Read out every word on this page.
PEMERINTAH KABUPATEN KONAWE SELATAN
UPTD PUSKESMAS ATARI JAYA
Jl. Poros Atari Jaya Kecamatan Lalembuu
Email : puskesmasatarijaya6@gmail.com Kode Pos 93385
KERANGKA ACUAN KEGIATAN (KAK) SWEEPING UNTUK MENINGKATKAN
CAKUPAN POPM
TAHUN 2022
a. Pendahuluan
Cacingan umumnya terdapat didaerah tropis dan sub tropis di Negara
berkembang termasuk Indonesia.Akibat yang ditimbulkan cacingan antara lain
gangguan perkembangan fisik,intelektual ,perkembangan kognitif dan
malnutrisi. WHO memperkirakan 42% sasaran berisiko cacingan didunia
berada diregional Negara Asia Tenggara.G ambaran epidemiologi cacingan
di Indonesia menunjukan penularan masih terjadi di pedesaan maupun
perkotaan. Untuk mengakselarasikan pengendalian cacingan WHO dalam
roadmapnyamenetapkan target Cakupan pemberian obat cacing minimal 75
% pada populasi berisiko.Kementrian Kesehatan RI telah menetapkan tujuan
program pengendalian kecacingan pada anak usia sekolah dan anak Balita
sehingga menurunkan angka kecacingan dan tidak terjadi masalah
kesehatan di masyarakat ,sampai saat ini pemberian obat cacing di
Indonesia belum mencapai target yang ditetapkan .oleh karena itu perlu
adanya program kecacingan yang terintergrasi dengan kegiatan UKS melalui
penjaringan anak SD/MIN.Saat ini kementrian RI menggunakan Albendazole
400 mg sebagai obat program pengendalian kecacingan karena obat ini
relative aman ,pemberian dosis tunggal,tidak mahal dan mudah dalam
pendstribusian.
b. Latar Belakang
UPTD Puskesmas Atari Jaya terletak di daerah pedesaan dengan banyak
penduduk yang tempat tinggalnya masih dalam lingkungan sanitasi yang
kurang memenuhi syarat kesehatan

EXERCISE BRIEF
Extract all lines as given.

FULL RESPONSE
Read out every word on this page.
PEMERINTAH KABUPATEN KONAWE SELATAN
UPTD PUSKESMAS ATARI JAYA
Jl. Poros Atari Jaya Kecamatan Lalembuu
Email : puskesmasatarijaya6@gmail.com Kode Pos 93385
KERANGKA ACUAN KEGIATAN (KAK) SWEEPING UNTUK MENINGKATKAN
CAKUPAN POPM
TAHUN 2022
a. Pendahuluan
Cacingan umumnya terdapat didaerah tropis dan sub tropis di Negara
berkembang termasuk Indonesia.Akibat yang ditimbulkan cacingan antara lain
gangguan perkembangan fisik,intelektual ,perkembangan kognitif dan
malnutrisi. WHO memperkirakan 42% sasaran berisiko cacingan didunia
berada diregional Negara Asia Tenggara.G ambaran epidemiologi cacingan
di Indonesia menunjukan penularan masih terjadi di pedesaan maupun
perkotaan. Untuk mengakselarasikan pengendalian cacingan WHO dalam
roadmapnyamenetapkan target Cakupan pemberian obat cacing minimal 75
% pada populasi berisiko.Kementrian Kesehatan RI telah menetapkan tujuan
program pengendalian kecacingan pada anak usia sekolah dan anak Balita
sehingga menurunkan angka kecacingan dan tidak terjadi masalah
kesehatan di masyarakat ,sampai saat ini pemberian obat cacing di
Indonesia belum mencapai target yang ditetapkan .oleh karena itu perlu
adanya program kecacingan yang terintergrasi dengan kegiatan UKS melalui
penjaringan anak SD/MIN.Saat ini kementrian RI menggunakan Albendazole
400 mg sebagai obat program pengendalian kecacingan karena obat ini
relative aman ,pemberian dosis tunggal,tidak mahal dan mudah dalam
pendstribusian.
b. Latar Belakang
UPTD Puskesmas Atari Jaya terletak di daerah pedesaan dengan banyak
penduduk yang tempat tinggalnya masih dalam lingkungan sanitasi yang
kurang memenuhi syarat kesehatan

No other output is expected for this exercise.